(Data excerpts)
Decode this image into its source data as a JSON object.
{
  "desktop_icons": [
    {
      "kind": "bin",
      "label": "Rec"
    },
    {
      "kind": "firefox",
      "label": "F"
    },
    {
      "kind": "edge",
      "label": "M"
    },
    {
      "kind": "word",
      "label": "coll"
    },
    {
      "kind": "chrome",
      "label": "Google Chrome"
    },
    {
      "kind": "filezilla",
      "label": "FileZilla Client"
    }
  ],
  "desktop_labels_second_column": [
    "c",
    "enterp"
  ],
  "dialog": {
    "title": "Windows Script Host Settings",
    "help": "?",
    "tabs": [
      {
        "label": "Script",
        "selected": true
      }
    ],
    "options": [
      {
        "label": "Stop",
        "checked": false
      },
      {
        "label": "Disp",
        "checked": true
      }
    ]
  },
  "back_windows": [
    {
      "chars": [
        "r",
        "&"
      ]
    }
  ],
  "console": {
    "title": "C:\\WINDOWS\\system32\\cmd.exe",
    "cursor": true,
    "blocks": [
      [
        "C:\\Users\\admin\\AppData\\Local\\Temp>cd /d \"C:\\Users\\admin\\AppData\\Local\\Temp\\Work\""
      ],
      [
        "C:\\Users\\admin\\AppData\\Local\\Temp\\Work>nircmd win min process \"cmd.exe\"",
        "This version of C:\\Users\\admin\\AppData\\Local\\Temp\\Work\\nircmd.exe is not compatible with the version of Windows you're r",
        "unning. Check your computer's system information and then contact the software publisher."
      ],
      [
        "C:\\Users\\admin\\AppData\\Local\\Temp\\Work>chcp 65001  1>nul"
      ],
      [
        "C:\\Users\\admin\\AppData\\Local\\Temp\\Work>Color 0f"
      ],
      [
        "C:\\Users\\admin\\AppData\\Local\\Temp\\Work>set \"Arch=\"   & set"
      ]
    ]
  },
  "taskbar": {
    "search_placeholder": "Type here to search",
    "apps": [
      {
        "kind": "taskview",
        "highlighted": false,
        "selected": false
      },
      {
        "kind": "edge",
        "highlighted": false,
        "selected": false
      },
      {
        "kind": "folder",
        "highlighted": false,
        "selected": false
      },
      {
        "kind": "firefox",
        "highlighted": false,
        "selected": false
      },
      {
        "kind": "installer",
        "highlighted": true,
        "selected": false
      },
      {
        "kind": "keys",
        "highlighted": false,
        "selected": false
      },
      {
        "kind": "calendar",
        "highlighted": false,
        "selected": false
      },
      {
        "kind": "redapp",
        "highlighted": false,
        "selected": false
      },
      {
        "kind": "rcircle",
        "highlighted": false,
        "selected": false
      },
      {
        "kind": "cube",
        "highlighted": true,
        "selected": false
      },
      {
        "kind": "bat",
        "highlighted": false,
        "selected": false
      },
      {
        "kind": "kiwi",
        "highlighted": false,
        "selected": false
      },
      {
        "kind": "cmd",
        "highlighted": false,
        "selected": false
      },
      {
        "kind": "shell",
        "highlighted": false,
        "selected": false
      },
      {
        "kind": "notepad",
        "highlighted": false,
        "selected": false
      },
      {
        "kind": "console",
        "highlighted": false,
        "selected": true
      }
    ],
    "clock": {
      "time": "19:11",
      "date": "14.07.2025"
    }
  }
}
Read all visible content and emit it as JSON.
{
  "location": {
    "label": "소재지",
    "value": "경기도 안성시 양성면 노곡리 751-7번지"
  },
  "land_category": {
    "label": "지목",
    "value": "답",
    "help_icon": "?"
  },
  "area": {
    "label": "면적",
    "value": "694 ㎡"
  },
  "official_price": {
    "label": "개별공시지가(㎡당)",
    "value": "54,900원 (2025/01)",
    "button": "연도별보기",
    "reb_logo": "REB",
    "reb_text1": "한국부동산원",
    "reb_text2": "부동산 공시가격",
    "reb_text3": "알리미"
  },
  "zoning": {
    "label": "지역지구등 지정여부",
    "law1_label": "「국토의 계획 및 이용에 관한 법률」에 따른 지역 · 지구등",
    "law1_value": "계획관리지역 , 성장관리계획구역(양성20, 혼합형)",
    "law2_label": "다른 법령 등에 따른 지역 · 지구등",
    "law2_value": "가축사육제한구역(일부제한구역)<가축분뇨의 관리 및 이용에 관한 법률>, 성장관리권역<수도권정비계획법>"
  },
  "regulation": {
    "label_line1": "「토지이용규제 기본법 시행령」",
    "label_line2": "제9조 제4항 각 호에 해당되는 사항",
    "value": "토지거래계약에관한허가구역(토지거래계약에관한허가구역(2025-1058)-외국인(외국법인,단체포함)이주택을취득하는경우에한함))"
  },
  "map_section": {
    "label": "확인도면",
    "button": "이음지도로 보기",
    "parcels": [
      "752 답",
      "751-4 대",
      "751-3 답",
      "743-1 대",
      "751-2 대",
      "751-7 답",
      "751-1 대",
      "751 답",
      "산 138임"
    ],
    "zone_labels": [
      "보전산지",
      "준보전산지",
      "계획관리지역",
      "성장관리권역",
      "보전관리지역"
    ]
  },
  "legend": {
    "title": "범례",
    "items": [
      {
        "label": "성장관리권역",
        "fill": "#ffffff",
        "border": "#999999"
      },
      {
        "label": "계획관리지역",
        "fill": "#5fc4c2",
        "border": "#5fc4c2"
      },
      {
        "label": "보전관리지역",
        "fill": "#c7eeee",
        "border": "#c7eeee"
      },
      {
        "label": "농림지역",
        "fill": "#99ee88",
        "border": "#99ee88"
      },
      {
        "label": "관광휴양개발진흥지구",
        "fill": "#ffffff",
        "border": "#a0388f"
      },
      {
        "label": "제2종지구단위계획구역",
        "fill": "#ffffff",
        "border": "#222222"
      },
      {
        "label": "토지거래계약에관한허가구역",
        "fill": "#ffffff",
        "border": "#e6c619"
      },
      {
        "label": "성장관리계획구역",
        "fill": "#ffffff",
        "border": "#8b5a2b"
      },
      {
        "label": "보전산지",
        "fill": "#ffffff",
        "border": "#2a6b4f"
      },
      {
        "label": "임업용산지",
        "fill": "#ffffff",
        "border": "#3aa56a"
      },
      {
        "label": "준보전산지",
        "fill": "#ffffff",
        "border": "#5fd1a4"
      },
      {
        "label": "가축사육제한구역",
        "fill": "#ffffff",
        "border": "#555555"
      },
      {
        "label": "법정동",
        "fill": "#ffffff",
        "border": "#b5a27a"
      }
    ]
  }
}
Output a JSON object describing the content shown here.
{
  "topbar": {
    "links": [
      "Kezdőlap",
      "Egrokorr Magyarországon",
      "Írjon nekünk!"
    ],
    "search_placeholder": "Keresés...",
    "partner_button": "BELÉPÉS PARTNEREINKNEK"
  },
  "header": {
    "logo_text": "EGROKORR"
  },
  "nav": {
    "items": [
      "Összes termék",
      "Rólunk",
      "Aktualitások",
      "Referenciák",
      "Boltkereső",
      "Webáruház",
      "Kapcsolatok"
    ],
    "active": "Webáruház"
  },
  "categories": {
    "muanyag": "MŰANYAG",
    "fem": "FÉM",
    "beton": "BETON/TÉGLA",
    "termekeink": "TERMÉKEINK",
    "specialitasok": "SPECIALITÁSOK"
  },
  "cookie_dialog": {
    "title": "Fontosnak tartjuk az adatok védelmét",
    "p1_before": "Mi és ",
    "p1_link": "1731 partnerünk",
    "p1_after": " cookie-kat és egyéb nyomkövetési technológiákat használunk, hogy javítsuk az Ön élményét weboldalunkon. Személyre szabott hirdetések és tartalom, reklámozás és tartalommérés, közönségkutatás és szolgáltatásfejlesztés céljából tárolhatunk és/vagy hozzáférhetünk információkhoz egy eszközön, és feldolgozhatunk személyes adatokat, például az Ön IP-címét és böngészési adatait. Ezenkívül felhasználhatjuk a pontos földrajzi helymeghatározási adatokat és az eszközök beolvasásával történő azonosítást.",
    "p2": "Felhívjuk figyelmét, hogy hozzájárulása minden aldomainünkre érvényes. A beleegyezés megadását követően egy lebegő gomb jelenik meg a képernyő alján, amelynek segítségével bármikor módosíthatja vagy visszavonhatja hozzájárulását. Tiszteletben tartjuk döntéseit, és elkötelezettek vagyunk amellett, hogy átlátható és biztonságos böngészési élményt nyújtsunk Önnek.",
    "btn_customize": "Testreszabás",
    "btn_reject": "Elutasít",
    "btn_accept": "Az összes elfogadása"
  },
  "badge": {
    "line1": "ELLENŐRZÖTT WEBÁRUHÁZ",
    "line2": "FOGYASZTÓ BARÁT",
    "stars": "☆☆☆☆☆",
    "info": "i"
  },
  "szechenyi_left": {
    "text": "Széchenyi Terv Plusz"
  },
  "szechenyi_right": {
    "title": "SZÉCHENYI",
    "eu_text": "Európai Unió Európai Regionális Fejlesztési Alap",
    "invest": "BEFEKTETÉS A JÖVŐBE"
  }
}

Task requirements:
Find how many of the lines above have the word "Temp" in them. State only that number.

Answer to the exercise:
6